(Stored data entries)

-------------------------

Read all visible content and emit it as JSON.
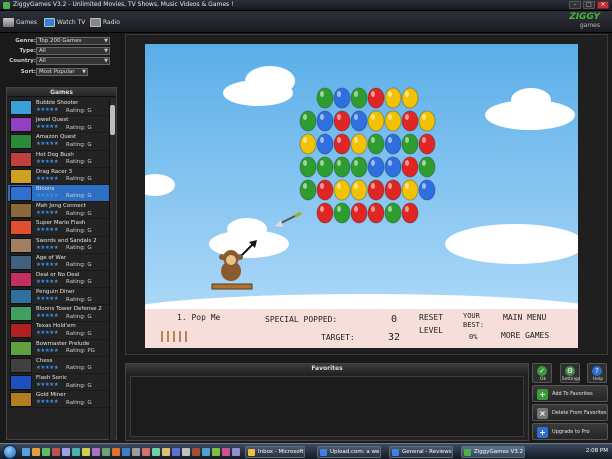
{
  "window": {
    "title": "ZiggyGames V3.2 - Unlimited Movies, TV Shows, Music Videos & Games !"
  },
  "nav": {
    "tabs": [
      {
        "label": "Games",
        "icon": "gamepad-icon"
      },
      {
        "label": "Watch TV",
        "icon": "tv-icon"
      },
      {
        "label": "Radio",
        "icon": "radio-icon"
      }
    ],
    "brand_line1": "ZIGGY",
    "brand_line2": "games"
  },
  "filters": [
    {
      "label": "Genre:",
      "value": "Top 200 Games"
    },
    {
      "label": "Type:",
      "value": "All"
    },
    {
      "label": "Country:",
      "value": "All"
    },
    {
      "label": "Sort:",
      "value": "Most Popular"
    }
  ],
  "games_panel": {
    "title": "Games",
    "rating_prefix": "Rating:",
    "items": [
      {
        "name": "Bubble Shooter",
        "stars": "★★★★★",
        "rating": "G"
      },
      {
        "name": "Jewel Quest",
        "stars": "★★★★★",
        "rating": "G"
      },
      {
        "name": "Amazon Quest",
        "stars": "★★★★★",
        "rating": "G"
      },
      {
        "name": "Hot Dog Bush",
        "stars": "★★★★★",
        "rating": "G"
      },
      {
        "name": "Drag Racer 3",
        "stars": "★★★★★",
        "rating": "G"
      },
      {
        "name": "Bloons",
        "stars": "★★★★★",
        "rating": "G",
        "selected": true
      },
      {
        "name": "Mah Jong Connect",
        "stars": "★★★★★",
        "rating": "G"
      },
      {
        "name": "Super Mario Flash",
        "stars": "★★★★★",
        "rating": "G"
      },
      {
        "name": "Swords and Sandals 2",
        "stars": "★★★★★",
        "rating": "G"
      },
      {
        "name": "Age of War",
        "stars": "★★★★★",
        "rating": "G"
      },
      {
        "name": "Deal or No Deal",
        "stars": "★★★★★",
        "rating": "G"
      },
      {
        "name": "Penguin Diner",
        "stars": "★★★★★",
        "rating": "G"
      },
      {
        "name": "Bloons Tower Defense 2",
        "stars": "★★★★★",
        "rating": "G"
      },
      {
        "name": "Texas Hold'em",
        "stars": "★★★★★",
        "rating": "G"
      },
      {
        "name": "Bowmaster Prelude",
        "stars": "★★★★★",
        "rating": "PG"
      },
      {
        "name": "Chess",
        "stars": "★★★★★",
        "rating": "G"
      },
      {
        "name": "Flash Sonic",
        "stars": "★★★★★",
        "rating": "G"
      },
      {
        "name": "Gold Miner",
        "stars": "★★★★★",
        "rating": "G"
      }
    ]
  },
  "game": {
    "level_name": "1. Pop Me",
    "special_label": "SPECIAL POPPED:",
    "special_value": "0",
    "target_label": "TARGET:",
    "target_value": "32",
    "reset_label_1": "RESET",
    "reset_label_2": "LEVEL",
    "best_label_1": "YOUR",
    "best_label_2": "BEST:",
    "best_value": "0%",
    "main_menu": "MAIN MENU",
    "more_games": "MORE GAMES",
    "balloon_colors": [
      "#e02525",
      "#2e9c2e",
      "#2f6fe0",
      "#f2c200"
    ]
  },
  "favorites": {
    "title": "Favorites"
  },
  "actions": {
    "ok": "Ok",
    "settings": "Settings",
    "help": "Help",
    "add_fav": "Add To Favorites",
    "del_fav": "Delete From Favorites",
    "upgrade": "Upgrade to Pro"
  },
  "taskbar": {
    "tasks": [
      {
        "label": "Inbox - Microsoft ..."
      },
      {
        "label": "Upload.com: a we..."
      },
      {
        "label": "General - Reviews ..."
      },
      {
        "label": "ZiggyGames V3.2 ...",
        "active": true
      }
    ],
    "clock": "2:08 PM"
  }
}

-------------------------

Instructions to follow ->
From the records above, pick out and copy each line holding the word "ZiggyGames".

Solution to the problem ->
    "title": "ZiggyGames V3.2 - Unlimited Movies, TV Shows, Music Videos & Games !"
        "label": "ZiggyGames V3.2 ...",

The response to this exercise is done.